→ WHAT IS ASKED
Copy out all the records, word for word.

→ DATASET EXCERPTS
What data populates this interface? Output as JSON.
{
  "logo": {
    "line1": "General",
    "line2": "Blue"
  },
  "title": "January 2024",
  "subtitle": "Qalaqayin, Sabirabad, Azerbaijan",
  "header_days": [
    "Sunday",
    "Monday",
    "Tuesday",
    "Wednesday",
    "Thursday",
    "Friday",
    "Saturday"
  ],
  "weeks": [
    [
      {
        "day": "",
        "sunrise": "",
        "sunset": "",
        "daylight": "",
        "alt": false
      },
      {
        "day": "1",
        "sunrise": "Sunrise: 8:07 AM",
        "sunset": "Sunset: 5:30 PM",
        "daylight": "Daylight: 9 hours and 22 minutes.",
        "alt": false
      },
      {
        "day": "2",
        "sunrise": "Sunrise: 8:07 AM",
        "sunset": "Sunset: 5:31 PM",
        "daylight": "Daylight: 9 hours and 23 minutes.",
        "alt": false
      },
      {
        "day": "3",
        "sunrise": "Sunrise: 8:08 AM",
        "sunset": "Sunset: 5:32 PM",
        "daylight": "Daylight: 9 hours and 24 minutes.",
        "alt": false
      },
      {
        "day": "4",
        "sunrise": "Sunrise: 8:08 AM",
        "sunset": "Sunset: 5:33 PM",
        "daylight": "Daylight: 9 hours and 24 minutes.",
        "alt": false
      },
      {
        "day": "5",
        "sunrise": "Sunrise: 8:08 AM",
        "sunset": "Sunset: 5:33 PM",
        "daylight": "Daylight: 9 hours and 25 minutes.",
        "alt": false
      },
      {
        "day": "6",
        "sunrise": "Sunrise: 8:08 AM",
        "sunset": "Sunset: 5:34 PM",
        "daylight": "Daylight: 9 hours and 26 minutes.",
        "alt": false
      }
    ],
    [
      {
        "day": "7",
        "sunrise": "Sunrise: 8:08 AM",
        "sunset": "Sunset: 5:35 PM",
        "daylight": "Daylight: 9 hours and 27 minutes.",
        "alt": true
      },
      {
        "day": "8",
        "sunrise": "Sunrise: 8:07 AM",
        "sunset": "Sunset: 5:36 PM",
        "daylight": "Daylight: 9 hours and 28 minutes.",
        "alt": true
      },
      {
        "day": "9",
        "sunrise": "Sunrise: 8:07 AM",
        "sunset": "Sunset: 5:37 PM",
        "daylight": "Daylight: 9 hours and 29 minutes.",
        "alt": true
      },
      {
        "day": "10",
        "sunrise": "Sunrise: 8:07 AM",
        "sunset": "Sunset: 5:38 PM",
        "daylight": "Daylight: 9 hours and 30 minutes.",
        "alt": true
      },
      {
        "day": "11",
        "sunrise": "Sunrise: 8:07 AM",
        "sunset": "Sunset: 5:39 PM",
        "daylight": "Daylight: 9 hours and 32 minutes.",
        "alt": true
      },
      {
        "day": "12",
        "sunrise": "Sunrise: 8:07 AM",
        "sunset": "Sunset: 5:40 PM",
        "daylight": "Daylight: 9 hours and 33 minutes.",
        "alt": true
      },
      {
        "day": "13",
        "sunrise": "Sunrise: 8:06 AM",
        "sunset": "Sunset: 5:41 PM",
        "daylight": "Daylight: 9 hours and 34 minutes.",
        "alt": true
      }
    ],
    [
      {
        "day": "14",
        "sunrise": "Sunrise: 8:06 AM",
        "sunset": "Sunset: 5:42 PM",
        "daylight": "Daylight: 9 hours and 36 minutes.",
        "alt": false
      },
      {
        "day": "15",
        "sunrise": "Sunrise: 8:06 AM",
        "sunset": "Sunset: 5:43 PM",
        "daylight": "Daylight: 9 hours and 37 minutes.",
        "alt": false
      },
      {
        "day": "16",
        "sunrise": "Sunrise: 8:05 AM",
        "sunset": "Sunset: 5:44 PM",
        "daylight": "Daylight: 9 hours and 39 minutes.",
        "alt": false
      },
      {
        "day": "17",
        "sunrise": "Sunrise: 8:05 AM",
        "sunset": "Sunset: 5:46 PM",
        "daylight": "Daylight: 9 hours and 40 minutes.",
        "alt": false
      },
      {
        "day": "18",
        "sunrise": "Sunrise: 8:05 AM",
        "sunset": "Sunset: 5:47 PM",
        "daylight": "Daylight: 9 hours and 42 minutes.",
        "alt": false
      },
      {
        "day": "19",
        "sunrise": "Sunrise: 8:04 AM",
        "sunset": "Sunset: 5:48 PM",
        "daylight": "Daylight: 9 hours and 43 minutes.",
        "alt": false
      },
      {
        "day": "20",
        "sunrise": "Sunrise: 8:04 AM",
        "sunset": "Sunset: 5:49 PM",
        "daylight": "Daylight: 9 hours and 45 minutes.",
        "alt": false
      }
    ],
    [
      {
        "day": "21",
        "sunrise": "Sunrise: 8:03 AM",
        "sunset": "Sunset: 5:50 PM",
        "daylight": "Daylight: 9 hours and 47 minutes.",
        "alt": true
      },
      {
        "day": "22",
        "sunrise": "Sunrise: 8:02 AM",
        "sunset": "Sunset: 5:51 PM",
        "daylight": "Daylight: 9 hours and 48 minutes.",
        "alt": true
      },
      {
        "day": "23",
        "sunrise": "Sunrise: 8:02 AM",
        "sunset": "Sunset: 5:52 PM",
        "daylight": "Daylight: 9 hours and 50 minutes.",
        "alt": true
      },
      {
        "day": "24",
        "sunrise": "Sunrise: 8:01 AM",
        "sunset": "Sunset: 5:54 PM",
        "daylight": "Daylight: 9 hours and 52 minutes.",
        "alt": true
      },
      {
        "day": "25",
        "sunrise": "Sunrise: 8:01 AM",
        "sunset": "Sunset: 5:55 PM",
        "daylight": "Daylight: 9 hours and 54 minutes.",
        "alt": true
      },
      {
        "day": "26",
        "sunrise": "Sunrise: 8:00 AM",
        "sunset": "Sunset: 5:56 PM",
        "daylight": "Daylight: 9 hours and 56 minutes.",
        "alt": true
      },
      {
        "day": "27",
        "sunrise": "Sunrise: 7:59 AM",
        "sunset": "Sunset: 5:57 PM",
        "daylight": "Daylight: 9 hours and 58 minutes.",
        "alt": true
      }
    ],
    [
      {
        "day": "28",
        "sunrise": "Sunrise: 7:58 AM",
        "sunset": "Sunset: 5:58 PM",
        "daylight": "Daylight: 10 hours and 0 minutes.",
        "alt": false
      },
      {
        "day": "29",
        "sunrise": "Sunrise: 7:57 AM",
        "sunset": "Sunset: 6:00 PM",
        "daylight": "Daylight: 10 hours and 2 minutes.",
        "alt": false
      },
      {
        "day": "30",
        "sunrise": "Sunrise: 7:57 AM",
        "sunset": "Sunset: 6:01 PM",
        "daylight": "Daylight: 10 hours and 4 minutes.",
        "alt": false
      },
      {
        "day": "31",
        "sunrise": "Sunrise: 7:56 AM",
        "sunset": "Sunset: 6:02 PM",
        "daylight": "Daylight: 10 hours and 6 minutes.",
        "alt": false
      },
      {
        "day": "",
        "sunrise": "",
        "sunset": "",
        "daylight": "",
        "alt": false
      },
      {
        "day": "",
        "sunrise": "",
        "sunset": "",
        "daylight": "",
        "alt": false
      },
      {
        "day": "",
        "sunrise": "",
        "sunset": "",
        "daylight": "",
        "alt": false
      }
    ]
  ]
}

→ WORKED ANSWER
What data populates this interface? Output as JSON.
{
  "logo": {
    "line1": "General",
    "line2": "Blue"
  },
  "title": "January 2024",
  "subtitle": "Qalaqayin, Sabirabad, Azerbaijan",
  "header_days": [
    "Sunday",
    "Monday",
    "Tuesday",
    "Wednesday",
    "Thursday",
    "Friday",
    "Saturday"
  ],
  "weeks": [
    [
      {
        "day": "",
        "sunrise": "",
        "sunset": "",
        "daylight": "",
        "alt": false
      },
      {
        "day": "1",
        "sunrise": "Sunrise: 8:07 AM",
        "sunset": "Sunset: 5:30 PM",
        "daylight": "Daylight: 9 hours and 22 minutes.",
        "alt": false
      },
      {
        "day": "2",
        "sunrise": "Sunrise: 8:07 AM",
        "sunset": "Sunset: 5:31 PM",
        "daylight": "Daylight: 9 hours and 23 minutes.",
        "alt": false
      },
      {
        "day": "3",
        "sunrise": "Sunrise: 8:08 AM",
        "sunset": "Sunset: 5:32 PM",
        "daylight": "Daylight: 9 hours and 24 minutes.",
        "alt": false
      },
      {
        "day": "4",
        "sunrise": "Sunrise: 8:08 AM",
        "sunset": "Sunset: 5:33 PM",
        "daylight": "Daylight: 9 hours and 24 minutes.",
        "alt": false
      },
      {
        "day": "5",
        "sunrise": "Sunrise: 8:08 AM",
        "sunset": "Sunset: 5:33 PM",
        "daylight": "Daylight: 9 hours and 25 minutes.",
        "alt": false
      },
      {
        "day": "6",
        "sunrise": "Sunrise: 8:08 AM",
        "sunset": "Sunset: 5:34 PM",
        "daylight": "Daylight: 9 hours and 26 minutes.",
        "alt": false
      }
    ],
    [
      {
        "day": "7",
        "sunrise": "Sunrise: 8:08 AM",
        "sunset": "Sunset: 5:35 PM",
        "daylight": "Daylight: 9 hours and 27 minutes.",
        "alt": true
      },
      {
        "day": "8",
        "sunrise": "Sunrise: 8:07 AM",
        "sunset": "Sunset: 5:36 PM",
        "daylight": "Daylight: 9 hours and 28 minutes.",
        "alt": true
      },
      {
        "day": "9",
        "sunrise": "Sunrise: 8:07 AM",
        "sunset": "Sunset: 5:37 PM",
        "daylight": "Daylight: 9 hours and 29 minutes.",
        "alt": true
      },
      {
        "day": "10",
        "sunrise": "Sunrise: 8:07 AM",
        "sunset": "Sunset: 5:38 PM",
        "daylight": "Daylight: 9 hours and 30 minutes.",
        "alt": true
      },
      {
        "day": "11",
        "sunrise": "Sunrise: 8:07 AM",
        "sunset": "Sunset: 5:39 PM",
        "daylight": "Daylight: 9 hours and 32 minutes.",
        "alt": true
      },
      {
        "day": "12",
        "sunrise": "Sunrise: 8:07 AM",
        "sunset": "Sunset: 5:40 PM",
        "daylight": "Daylight: 9 hours and 33 minutes.",
        "alt": true
      },
      {
        "day": "13",
        "sunrise": "Sunrise: 8:06 AM",
        "sunset": "Sunset: 5:41 PM",
        "daylight": "Daylight: 9 hours and 34 minutes.",
        "alt": true
      }
    ],
    [
      {
        "day": "14",
        "sunrise": "Sunrise: 8:06 AM",
        "sunset": "Sunset: 5:42 PM",
        "daylight": "Daylight: 9 hours and 36 minutes.",
        "alt": false
      },
      {
        "day": "15",
        "sunrise": "Sunrise: 8:06 AM",
        "sunset": "Sunset: 5:43 PM",
        "daylight": "Daylight: 9 hours and 37 minutes.",
        "alt": false
      },
      {
        "day": "16",
        "sunrise": "Sunrise: 8:05 AM",
        "sunset": "Sunset: 5:44 PM",
        "daylight": "Daylight: 9 hours and 39 minutes.",
        "alt": false
      },
      {
        "day": "17",
        "sunrise": "Sunrise: 8:05 AM",
        "sunset": "Sunset: 5:46 PM",
        "daylight": "Daylight: 9 hours and 40 minutes.",
        "alt": false
      },
      {
        "day": "18",
        "sunrise": "Sunrise: 8:05 AM",
        "sunset": "Sunset: 5:47 PM",
        "daylight": "Daylight: 9 hours and 42 minutes.",
        "alt": false
      },
      {
        "day": "19",
        "sunrise": "Sunrise: 8:04 AM",
        "sunset": "Sunset: 5:48 PM",
        "daylight": "Daylight: 9 hours and 43 minutes.",
        "alt": false
      },
      {
        "day": "20",
        "sunrise": "Sunrise: 8:04 AM",
        "sunset": "Sunset: 5:49 PM",
        "daylight": "Daylight: 9 hours and 45 minutes.",
        "alt": false
      }
    ],
    [
      {
        "day": "21",
        "sunrise": "Sunrise: 8:03 AM",
        "sunset": "Sunset: 5:50 PM",
        "daylight": "Daylight: 9 hours and 47 minutes.",
        "alt": true
      },
      {
        "day": "22",
        "sunrise": "Sunrise: 8:02 AM",
        "sunset": "Sunset: 5:51 PM",
        "daylight": "Daylight: 9 hours and 48 minutes.",
        "alt": true
      },
      {
        "day": "23",
        "sunrise": "Sunrise: 8:02 AM",
        "sunset": "Sunset: 5:52 PM",
        "daylight": "Daylight: 9 hours and 50 minutes.",
        "alt": true
      },
      {
        "day": "24",
        "sunrise": "Sunrise: 8:01 AM",
        "sunset": "Sunset: 5:54 PM",
        "daylight": "Daylight: 9 hours and 52 minutes.",
        "alt": true
      },
      {
        "day": "25",
        "sunrise": "Sunrise: 8:01 AM",
        "sunset": "Sunset: 5:55 PM",
        "daylight": "Daylight: 9 hours and 54 minutes.",
        "alt": true
      },
      {
        "day": "26",
        "sunrise": "Sunrise: 8:00 AM",
        "sunset": "Sunset: 5:56 PM",
        "daylight": "Daylight: 9 hours and 56 minutes.",
        "alt": true
      },
      {
        "day": "27",
        "sunrise": "Sunrise: 7:59 AM",
        "sunset": "Sunset: 5:57 PM",
        "daylight": "Daylight: 9 hours and 58 minutes.",
        "alt": true
      }
    ],
    [
      {
        "day": "28",
        "sunrise": "Sunrise: 7:58 AM",
        "sunset": "Sunset: 5:58 PM",
        "daylight": "Daylight: 10 hours and 0 minutes.",
        "alt": false
      },
      {
        "day": "29",
        "sunrise": "Sunrise: 7:57 AM",
        "sunset": "Sunset: 6:00 PM",
        "daylight": "Daylight: 10 hours and 2 minutes.",
        "alt": false
      },
      {
        "day": "30",
        "sunrise": "Sunrise: 7:57 AM",
        "sunset": "Sunset: 6:01 PM",
        "daylight": "Daylight: 10 hours and 4 minutes.",
        "alt": false
      },
      {
        "day": "31",
        "sunrise": "Sunrise: 7:56 AM",
        "sunset": "Sunset: 6:02 PM",
        "daylight": "Daylight: 10 hours and 6 minutes.",
        "alt": false
      },
      {
        "day": "",
        "sunrise": "",
        "sunset": "",
        "daylight": "",
        "alt": false
      },
      {
        "day": "",
        "sunrise": "",
        "sunset": "",
        "daylight": "",
        "alt": false
      },
      {
        "day": "",
        "sunrise": "",
        "sunset": "",
        "daylight": "",
        "alt": false
      }
    ]
  ]
}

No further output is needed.